REQUEST. Output the full listing word for word.

LISTED RECORDS.
- - -

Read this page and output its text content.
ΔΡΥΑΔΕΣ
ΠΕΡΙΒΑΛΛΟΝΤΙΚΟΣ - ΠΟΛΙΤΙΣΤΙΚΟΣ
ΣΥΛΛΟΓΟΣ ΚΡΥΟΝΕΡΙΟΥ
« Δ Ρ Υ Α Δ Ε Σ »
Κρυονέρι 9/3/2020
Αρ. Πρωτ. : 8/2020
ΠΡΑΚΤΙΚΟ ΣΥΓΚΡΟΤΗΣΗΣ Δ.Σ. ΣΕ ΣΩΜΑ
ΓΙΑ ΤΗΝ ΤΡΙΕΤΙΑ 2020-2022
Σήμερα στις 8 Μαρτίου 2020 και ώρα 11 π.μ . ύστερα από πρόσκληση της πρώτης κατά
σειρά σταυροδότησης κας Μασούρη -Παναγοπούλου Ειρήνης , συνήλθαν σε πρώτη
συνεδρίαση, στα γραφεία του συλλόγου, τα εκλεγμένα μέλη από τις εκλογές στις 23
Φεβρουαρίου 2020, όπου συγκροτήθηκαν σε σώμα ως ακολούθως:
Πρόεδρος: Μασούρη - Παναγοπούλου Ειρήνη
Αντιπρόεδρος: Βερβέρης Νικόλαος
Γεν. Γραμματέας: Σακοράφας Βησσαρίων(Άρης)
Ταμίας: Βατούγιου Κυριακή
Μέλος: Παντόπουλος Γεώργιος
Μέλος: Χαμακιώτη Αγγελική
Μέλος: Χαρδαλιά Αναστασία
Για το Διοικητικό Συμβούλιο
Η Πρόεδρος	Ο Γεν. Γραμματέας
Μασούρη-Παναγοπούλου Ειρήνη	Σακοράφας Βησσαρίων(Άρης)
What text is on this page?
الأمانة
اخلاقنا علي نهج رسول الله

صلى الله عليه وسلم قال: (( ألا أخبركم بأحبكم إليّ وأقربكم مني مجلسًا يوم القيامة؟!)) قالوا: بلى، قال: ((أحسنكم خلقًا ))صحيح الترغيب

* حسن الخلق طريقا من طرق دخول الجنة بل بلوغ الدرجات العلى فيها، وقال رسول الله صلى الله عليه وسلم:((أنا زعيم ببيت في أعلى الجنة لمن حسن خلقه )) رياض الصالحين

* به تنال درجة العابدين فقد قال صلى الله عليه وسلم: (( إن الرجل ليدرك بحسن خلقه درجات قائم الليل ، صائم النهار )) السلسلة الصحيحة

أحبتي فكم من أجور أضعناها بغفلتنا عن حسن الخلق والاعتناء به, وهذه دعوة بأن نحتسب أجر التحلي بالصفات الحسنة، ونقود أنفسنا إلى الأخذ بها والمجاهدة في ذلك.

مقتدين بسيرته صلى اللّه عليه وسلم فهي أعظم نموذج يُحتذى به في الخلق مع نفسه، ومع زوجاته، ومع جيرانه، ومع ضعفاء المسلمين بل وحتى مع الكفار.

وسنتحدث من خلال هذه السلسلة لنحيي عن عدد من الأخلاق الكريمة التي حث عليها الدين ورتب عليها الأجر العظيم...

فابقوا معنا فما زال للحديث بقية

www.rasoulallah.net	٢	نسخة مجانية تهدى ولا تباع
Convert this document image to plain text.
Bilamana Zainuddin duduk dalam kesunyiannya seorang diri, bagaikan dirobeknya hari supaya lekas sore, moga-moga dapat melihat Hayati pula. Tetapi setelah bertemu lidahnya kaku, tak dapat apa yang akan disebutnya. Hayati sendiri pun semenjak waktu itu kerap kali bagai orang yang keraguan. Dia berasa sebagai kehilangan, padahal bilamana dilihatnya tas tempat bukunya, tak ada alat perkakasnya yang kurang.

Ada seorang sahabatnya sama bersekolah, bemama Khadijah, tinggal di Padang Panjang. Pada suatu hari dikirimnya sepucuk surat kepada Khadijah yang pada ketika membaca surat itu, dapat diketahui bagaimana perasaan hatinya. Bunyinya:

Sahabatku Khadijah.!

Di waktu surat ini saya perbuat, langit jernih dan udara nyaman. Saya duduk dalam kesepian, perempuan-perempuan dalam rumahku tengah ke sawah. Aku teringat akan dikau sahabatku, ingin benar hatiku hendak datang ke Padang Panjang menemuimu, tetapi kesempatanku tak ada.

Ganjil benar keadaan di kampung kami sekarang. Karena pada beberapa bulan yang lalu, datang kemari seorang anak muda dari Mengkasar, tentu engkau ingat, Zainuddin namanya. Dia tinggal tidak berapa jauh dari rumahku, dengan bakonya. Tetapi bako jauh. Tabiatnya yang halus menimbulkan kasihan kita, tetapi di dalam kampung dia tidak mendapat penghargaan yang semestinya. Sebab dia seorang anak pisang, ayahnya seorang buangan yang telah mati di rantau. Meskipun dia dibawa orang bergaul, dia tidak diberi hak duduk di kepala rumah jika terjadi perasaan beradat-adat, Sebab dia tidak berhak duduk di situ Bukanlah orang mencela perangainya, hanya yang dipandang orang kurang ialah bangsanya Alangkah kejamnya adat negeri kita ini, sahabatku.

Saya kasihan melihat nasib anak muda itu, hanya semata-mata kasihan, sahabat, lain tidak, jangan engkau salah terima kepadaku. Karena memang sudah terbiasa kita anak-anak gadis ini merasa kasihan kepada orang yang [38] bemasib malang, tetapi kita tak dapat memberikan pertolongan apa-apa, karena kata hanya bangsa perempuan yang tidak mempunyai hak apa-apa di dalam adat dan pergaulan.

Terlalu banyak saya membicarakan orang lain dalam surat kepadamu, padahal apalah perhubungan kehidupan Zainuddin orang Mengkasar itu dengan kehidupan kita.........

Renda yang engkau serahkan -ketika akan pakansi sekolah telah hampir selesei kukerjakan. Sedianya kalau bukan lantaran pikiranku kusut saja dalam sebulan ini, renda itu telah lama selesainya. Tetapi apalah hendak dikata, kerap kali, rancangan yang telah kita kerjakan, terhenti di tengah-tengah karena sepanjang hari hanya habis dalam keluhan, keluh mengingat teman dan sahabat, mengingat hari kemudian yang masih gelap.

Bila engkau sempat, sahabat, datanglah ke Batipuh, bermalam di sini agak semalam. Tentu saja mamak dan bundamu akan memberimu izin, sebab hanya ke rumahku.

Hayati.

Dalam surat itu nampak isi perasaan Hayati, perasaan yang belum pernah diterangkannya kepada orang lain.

- - -

ANSWER.
Read this page and output its text content.
ΔΡΥΑΔΕΣ
ΠΕΡΙΒΑΛΛΟΝΤΙΚΟΣ - ΠΟΛΙΤΙΣΤΙΚΟΣ
ΣΥΛΛΟΓΟΣ ΚΡΥΟΝΕΡΙΟΥ
« Δ Ρ Υ Α Δ Ε Σ »
Κρυονέρι 9/3/2020
Αρ. Πρωτ. : 8/2020
ΠΡΑΚΤΙΚΟ ΣΥΓΚΡΟΤΗΣΗΣ Δ.Σ. ΣΕ ΣΩΜΑ
ΓΙΑ ΤΗΝ ΤΡΙΕΤΙΑ 2020-2022
Σήμερα στις 8 Μαρτίου 2020 και ώρα 11 π.μ . ύστερα από πρόσκληση της πρώτης κατά
σειρά σταυροδότησης κας Μασούρη -Παναγοπούλου Ειρήνης , συνήλθαν σε πρώτη
συνεδρίαση, στα γραφεία του συλλόγου, τα εκλεγμένα μέλη από τις εκλογές στις 23
Φεβρουαρίου 2020, όπου συγκροτήθηκαν σε σώμα ως ακολούθως:
Πρόεδρος: Μασούρη - Παναγοπούλου Ειρήνη
Αντιπρόεδρος: Βερβέρης Νικόλαος
Γεν. Γραμματέας: Σακοράφας Βησσαρίων(Άρης)
Ταμίας: Βατούγιου Κυριακή
Μέλος: Παντόπουλος Γεώργιος
Μέλος: Χαμακιώτη Αγγελική
Μέλος: Χαρδαλιά Αναστασία
Για το Διοικητικό Συμβούλιο
Η Πρόεδρος	Ο Γεν. Γραμματέας
Μασούρη-Παναγοπούλου Ειρήνη	Σακοράφας Βησσαρίων(Άρης)
What text is on this page?
الأمانة
اخلاقنا علي نهج رسول الله

صلى الله عليه وسلم قال: (( ألا أخبركم بأحبكم إليّ وأقربكم مني مجلسًا يوم القيامة؟!)) قالوا: بلى، قال: ((أحسنكم خلقًا ))صحيح الترغيب

* حسن الخلق طريقا من طرق دخول الجنة بل بلوغ الدرجات العلى فيها، وقال رسول الله صلى الله عليه وسلم:((أنا زعيم ببيت في أعلى الجنة لمن حسن خلقه )) رياض الصالحين

* به تنال درجة العابدين فقد قال صلى الله عليه وسلم: (( إن الرجل ليدرك بحسن خلقه درجات قائم الليل ، صائم النهار )) السلسلة الصحيحة

أحبتي فكم من أجور أضعناها بغفلتنا عن حسن الخلق والاعتناء به, وهذه دعوة بأن نحتسب أجر التحلي بالصفات الحسنة، ونقود أنفسنا إلى الأخذ بها والمجاهدة في ذلك.

مقتدين بسيرته صلى اللّه عليه وسلم فهي أعظم نموذج يُحتذى به في الخلق مع نفسه، ومع زوجاته، ومع جيرانه، ومع ضعفاء المسلمين بل وحتى مع الكفار.

وسنتحدث من خلال هذه السلسلة لنحيي عن عدد من الأخلاق الكريمة التي حث عليها الدين ورتب عليها الأجر العظيم...

فابقوا معنا فما زال للحديث بقية

www.rasoulallah.net	٢	نسخة مجانية تهدى ولا تباع
Convert this document image to plain text.
Bilamana Zainuddin duduk dalam kesunyiannya seorang diri, bagaikan dirobeknya hari supaya lekas sore, moga-moga dapat melihat Hayati pula. Tetapi setelah bertemu lidahnya kaku, tak dapat apa yang akan disebutnya. Hayati sendiri pun semenjak waktu itu kerap kali bagai orang yang keraguan. Dia berasa sebagai kehilangan, padahal bilamana dilihatnya tas tempat bukunya, tak ada alat perkakasnya yang kurang.

Ada seorang sahabatnya sama bersekolah, bemama Khadijah, tinggal di Padang Panjang. Pada suatu hari dikirimnya sepucuk surat kepada Khadijah yang pada ketika membaca surat itu, dapat diketahui bagaimana perasaan hatinya. Bunyinya:

Sahabatku Khadijah.!

Di waktu surat ini saya perbuat, langit jernih dan udara nyaman. Saya duduk dalam kesepian, perempuan-perempuan dalam rumahku tengah ke sawah. Aku teringat akan dikau sahabatku, ingin benar hatiku hendak datang ke Padang Panjang menemuimu, tetapi kesempatanku tak ada.

Ganjil benar keadaan di kampung kami sekarang. Karena pada beberapa bulan yang lalu, datang kemari seorang anak muda dari Mengkasar, tentu engkau ingat, Zainuddin namanya. Dia tinggal tidak berapa jauh dari rumahku, dengan bakonya. Tetapi bako jauh. Tabiatnya yang halus menimbulkan kasihan kita, tetapi di dalam kampung dia tidak mendapat penghargaan yang semestinya. Sebab dia seorang anak pisang, ayahnya seorang buangan yang telah mati di rantau. Meskipun dia dibawa orang bergaul, dia tidak diberi hak duduk di kepala rumah jika terjadi perasaan beradat-adat, Sebab dia tidak berhak duduk di situ Bukanlah orang mencela perangainya, hanya yang dipandang orang kurang ialah bangsanya Alangkah kejamnya adat negeri kita ini, sahabatku.

Saya kasihan melihat nasib anak muda itu, hanya semata-mata kasihan, sahabat, lain tidak, jangan engkau salah terima kepadaku. Karena memang sudah terbiasa kita anak-anak gadis ini merasa kasihan kepada orang yang [38] bemasib malang, tetapi kita tak dapat memberikan pertolongan apa-apa, karena kata hanya bangsa perempuan yang tidak mempunyai hak apa-apa di dalam adat dan pergaulan.

Terlalu banyak saya membicarakan orang lain dalam surat kepadamu, padahal apalah perhubungan kehidupan Zainuddin orang Mengkasar itu dengan kehidupan kita.........

Renda yang engkau serahkan -ketika akan pakansi sekolah telah hampir selesei kukerjakan. Sedianya kalau bukan lantaran pikiranku kusut saja dalam sebulan ini, renda itu telah lama selesainya. Tetapi apalah hendak dikata, kerap kali, rancangan yang telah kita kerjakan, terhenti di tengah-tengah karena sepanjang hari hanya habis dalam keluhan, keluh mengingat teman dan sahabat, mengingat hari kemudian yang masih gelap.

Bila engkau sempat, sahabat, datanglah ke Batipuh, bermalam di sini agak semalam. Tentu saja mamak dan bundamu akan memberimu izin, sebab hanya ke rumahku.

Hayati.

Dalam surat itu nampak isi perasaan Hayati, perasaan yang belum pernah diterangkannya kepada orang lain.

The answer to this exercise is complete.